** TASK GOAL **
From the listing below, select every line where the word "التي" appears.

------

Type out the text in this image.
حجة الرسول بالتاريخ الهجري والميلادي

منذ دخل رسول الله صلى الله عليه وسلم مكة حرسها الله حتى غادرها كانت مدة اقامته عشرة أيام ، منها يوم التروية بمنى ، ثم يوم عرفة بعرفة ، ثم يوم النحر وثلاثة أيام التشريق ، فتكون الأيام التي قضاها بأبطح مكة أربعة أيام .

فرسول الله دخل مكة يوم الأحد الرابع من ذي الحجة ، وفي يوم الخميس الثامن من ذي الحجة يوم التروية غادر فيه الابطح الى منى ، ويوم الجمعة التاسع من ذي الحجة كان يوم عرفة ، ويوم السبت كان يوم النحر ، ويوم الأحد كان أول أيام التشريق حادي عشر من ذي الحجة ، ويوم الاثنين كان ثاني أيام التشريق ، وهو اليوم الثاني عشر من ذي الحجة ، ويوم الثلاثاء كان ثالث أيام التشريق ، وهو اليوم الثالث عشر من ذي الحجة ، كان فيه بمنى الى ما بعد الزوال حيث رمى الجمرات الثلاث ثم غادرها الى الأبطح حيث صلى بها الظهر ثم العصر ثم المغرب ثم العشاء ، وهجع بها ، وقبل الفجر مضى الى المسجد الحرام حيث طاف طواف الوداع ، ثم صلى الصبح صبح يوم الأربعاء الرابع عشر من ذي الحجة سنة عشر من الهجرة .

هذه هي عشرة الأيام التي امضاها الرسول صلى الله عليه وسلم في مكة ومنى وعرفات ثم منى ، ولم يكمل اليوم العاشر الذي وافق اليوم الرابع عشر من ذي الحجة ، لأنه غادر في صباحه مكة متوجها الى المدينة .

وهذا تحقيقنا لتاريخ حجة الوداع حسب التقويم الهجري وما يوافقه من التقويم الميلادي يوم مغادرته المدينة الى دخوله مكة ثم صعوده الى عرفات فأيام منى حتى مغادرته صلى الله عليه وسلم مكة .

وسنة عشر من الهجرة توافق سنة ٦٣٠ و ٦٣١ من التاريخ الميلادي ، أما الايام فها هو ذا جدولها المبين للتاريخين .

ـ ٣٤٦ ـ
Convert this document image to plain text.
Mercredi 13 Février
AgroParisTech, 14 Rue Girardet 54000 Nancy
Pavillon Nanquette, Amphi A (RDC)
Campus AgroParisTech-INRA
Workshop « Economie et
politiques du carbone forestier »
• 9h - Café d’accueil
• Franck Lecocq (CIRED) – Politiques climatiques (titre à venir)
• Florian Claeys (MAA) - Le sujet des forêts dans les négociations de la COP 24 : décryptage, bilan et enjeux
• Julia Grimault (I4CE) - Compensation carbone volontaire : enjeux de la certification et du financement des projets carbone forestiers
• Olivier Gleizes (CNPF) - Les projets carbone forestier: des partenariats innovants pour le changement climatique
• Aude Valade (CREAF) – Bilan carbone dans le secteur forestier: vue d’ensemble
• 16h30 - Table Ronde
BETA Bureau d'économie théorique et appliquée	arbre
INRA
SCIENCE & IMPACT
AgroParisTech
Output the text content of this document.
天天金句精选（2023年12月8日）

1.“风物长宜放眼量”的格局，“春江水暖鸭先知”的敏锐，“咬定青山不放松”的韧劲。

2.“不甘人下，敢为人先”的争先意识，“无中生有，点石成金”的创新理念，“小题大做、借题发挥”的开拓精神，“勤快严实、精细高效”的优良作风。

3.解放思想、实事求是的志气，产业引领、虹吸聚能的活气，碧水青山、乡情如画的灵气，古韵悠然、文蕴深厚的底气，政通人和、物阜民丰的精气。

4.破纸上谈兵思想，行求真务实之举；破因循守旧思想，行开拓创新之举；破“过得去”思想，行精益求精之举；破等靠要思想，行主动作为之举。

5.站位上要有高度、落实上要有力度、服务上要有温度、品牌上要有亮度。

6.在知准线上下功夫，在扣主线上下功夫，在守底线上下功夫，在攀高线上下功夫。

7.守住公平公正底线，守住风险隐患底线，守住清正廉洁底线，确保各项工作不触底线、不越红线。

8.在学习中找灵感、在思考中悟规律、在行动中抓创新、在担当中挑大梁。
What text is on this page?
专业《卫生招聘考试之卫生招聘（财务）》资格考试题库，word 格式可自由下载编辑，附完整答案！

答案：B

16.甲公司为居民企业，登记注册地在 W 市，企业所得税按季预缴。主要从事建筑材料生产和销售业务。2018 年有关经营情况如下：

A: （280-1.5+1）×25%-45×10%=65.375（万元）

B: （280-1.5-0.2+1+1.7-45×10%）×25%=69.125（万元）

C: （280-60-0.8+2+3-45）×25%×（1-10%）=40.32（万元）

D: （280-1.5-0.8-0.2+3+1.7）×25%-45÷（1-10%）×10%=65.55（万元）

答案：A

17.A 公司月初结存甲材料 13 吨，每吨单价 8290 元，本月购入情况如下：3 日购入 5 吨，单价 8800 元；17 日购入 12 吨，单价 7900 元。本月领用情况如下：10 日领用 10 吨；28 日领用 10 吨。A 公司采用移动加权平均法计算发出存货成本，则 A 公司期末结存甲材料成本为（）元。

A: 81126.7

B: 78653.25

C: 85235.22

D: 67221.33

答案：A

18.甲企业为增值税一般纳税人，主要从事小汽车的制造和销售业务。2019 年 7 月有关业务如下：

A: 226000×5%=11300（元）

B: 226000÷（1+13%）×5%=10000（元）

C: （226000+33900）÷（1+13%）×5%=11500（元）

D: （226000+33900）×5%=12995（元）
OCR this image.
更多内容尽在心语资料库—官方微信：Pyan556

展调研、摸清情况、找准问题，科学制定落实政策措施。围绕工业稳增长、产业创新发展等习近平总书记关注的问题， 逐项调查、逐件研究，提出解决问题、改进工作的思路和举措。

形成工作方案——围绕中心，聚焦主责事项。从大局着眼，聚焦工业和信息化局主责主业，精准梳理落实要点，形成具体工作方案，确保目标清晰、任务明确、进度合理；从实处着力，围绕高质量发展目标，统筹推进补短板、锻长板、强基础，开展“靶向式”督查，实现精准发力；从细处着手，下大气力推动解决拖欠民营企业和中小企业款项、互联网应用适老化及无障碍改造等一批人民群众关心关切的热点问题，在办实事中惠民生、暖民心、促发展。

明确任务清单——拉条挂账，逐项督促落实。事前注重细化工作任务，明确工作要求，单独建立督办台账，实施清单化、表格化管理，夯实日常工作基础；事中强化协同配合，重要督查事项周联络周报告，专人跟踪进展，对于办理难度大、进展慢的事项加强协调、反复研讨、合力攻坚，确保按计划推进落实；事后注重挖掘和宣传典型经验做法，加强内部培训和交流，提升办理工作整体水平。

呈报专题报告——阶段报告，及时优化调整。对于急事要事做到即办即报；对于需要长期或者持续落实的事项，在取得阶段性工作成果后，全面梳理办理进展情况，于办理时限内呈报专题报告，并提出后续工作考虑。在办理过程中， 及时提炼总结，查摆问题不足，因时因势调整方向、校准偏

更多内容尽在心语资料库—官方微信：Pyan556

------

** TASK RESPONSE **
منذ دخل رسول الله صلى الله عليه وسلم مكة حرسها الله حتى غادرها كانت مدة اقامته عشرة أيام ، منها يوم التروية بمنى ، ثم يوم عرفة بعرفة ، ثم يوم النحر وثلاثة أيام التشريق ، فتكون الأيام التي قضاها بأبطح مكة أربعة أيام .
هذه هي عشرة الأيام التي امضاها الرسول صلى الله عليه وسلم في مكة ومنى وعرفات ثم منى ، ولم يكمل اليوم العاشر الذي وافق اليوم الرابع عشر من ذي الحجة ، لأنه غادر في صباحه مكة متوجها الى المدينة .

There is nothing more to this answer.